- Exercise description:
Comb through the entries for "type" and pull out each line that holds it.

# START OF Task inputs

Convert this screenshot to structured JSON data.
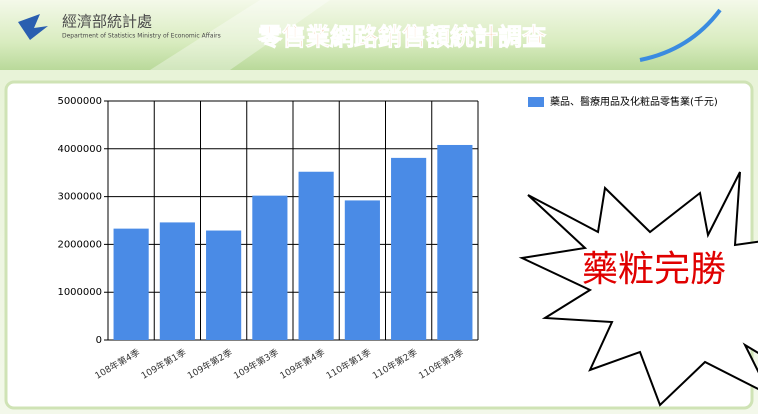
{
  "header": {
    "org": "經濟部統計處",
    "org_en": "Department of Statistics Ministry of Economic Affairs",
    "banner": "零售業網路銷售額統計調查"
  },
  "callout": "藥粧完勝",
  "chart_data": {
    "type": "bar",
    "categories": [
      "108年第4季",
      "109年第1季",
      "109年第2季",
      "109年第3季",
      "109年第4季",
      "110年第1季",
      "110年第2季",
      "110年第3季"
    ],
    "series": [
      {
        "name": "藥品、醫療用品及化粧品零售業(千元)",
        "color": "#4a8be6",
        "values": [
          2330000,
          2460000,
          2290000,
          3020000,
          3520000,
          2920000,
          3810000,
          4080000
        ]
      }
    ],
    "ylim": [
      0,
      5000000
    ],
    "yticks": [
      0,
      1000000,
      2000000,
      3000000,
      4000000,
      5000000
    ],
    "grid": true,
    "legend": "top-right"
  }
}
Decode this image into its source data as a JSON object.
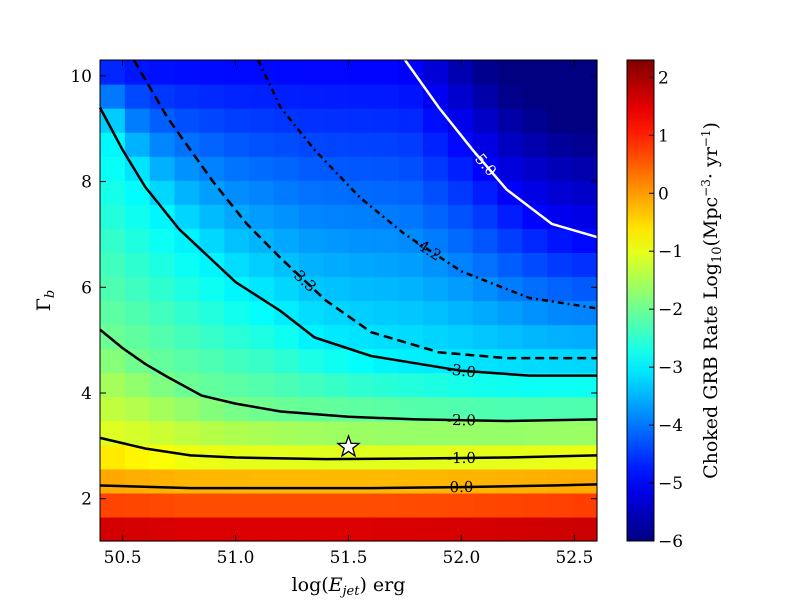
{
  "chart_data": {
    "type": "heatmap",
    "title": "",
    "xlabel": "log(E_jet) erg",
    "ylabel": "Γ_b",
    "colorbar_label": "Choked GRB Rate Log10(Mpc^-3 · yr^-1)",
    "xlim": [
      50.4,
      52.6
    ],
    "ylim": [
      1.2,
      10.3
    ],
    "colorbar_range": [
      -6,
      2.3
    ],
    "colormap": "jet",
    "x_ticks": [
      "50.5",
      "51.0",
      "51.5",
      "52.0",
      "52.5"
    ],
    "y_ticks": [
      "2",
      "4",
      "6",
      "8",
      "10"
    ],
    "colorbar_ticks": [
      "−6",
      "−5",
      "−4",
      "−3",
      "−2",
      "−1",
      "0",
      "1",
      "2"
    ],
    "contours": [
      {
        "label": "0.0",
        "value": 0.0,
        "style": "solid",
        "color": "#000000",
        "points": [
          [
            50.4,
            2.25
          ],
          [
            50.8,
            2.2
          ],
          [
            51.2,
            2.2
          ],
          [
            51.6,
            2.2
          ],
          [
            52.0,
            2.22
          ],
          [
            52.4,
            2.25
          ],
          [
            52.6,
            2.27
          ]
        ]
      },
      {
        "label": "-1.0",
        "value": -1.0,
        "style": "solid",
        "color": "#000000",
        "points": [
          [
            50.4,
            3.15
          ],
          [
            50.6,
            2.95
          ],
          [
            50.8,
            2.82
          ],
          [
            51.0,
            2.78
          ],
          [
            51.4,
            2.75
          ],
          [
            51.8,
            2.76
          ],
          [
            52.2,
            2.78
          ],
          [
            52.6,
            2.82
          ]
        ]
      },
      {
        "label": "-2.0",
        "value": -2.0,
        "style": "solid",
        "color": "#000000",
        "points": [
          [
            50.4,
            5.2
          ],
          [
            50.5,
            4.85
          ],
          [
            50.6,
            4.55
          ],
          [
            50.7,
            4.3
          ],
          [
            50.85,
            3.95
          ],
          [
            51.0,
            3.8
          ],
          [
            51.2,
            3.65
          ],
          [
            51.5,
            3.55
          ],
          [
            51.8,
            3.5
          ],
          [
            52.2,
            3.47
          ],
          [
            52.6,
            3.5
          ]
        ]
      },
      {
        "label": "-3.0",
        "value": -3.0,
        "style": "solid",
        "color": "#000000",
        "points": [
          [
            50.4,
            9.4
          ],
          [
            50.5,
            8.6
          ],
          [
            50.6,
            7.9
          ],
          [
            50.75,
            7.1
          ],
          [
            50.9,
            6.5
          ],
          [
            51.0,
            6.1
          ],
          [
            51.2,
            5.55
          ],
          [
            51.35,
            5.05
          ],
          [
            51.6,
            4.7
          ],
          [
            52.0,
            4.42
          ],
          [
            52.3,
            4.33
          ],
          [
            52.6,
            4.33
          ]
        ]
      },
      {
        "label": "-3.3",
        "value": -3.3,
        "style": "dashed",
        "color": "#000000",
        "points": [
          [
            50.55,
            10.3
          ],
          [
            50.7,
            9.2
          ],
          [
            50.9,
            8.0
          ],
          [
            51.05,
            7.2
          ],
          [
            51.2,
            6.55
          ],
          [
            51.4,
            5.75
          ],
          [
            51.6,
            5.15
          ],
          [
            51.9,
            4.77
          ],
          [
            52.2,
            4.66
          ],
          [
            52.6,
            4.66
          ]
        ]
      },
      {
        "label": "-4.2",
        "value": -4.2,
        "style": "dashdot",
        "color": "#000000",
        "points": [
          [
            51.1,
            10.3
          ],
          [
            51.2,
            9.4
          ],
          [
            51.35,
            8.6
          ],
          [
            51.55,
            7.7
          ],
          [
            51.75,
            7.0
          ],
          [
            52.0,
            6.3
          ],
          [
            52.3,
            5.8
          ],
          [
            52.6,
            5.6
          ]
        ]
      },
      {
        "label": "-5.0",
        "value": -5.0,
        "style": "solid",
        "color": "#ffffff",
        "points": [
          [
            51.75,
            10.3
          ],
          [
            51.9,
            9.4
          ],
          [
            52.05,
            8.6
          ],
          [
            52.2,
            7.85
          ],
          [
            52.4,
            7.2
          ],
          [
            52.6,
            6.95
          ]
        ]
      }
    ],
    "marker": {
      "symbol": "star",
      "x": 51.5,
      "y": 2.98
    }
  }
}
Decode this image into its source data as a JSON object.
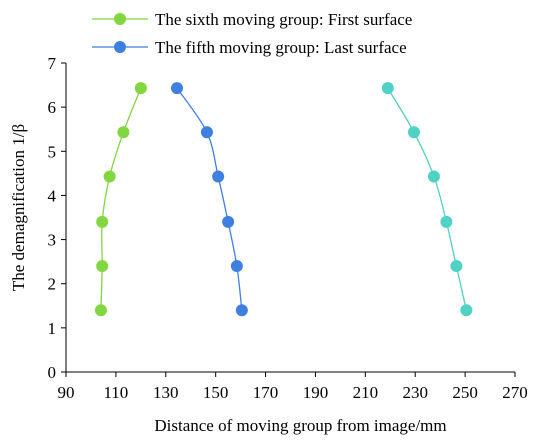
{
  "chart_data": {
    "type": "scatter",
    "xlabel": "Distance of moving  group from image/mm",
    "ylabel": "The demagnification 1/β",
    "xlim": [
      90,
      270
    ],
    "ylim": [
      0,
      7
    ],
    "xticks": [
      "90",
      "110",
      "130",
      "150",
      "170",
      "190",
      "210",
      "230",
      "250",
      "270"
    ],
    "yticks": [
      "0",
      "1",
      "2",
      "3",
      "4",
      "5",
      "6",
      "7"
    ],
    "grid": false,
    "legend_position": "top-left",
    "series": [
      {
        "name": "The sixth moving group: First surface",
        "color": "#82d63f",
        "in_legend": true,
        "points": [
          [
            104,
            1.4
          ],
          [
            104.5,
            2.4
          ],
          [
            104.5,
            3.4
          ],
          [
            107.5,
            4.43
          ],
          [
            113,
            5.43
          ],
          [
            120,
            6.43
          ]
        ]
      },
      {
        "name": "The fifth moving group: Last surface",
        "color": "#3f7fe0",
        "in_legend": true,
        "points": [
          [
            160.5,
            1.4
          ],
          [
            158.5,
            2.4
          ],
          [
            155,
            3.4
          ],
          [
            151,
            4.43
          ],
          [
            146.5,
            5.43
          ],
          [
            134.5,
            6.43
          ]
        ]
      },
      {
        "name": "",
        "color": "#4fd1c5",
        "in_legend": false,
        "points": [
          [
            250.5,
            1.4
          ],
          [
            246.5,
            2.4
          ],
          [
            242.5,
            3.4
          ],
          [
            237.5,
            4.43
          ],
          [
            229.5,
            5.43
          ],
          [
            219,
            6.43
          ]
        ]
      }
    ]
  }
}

# END OF Task inputs
# START OF Task inputs

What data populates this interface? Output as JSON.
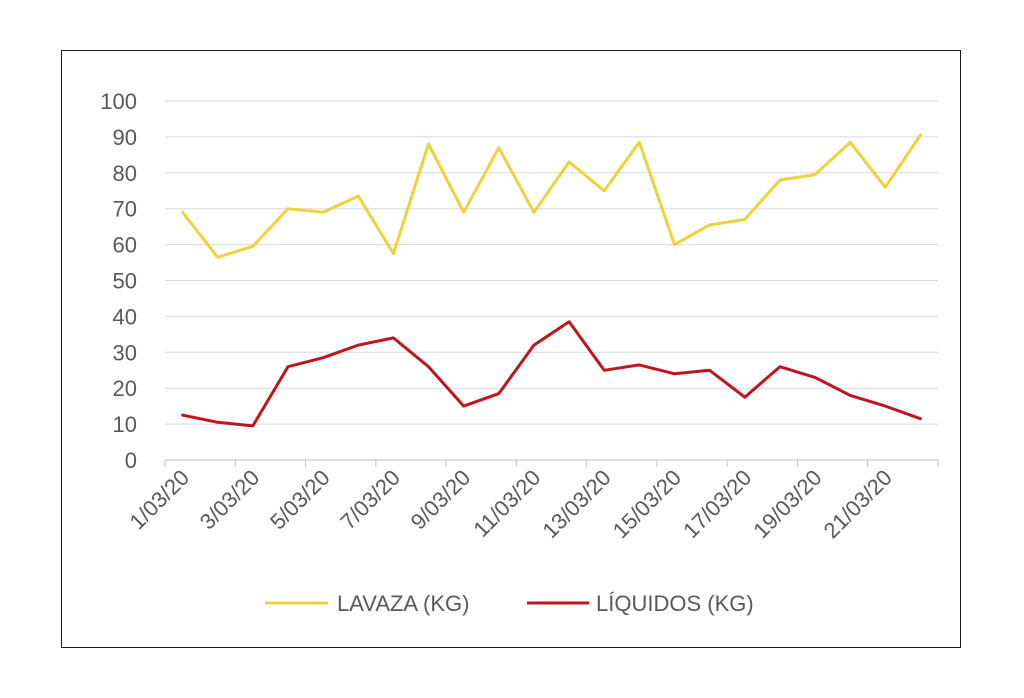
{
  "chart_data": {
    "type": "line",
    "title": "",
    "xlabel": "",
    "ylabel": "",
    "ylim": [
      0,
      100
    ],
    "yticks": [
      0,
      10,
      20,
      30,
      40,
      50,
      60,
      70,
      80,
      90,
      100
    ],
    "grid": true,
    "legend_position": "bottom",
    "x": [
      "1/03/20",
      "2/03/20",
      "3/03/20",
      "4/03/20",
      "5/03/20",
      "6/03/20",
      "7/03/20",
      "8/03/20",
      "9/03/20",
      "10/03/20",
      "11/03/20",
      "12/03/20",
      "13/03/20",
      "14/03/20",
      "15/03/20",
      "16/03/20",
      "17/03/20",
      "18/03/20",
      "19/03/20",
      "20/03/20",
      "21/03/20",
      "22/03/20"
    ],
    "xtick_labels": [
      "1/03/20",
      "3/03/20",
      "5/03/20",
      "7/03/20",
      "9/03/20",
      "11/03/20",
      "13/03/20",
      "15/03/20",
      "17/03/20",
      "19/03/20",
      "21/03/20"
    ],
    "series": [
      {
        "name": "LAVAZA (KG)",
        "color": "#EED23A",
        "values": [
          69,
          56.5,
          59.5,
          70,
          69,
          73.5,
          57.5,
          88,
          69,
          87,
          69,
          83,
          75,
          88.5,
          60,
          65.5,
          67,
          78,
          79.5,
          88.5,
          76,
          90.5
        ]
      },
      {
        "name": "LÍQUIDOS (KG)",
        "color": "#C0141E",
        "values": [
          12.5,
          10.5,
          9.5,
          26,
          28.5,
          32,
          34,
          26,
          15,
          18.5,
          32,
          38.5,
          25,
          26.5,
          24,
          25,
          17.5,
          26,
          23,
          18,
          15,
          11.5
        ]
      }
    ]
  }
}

# END OF Task inputs

- Response for this exercise:
    "type": "bar",
    "type": "heatmap",
    "type": "scatter",
    "type": "line",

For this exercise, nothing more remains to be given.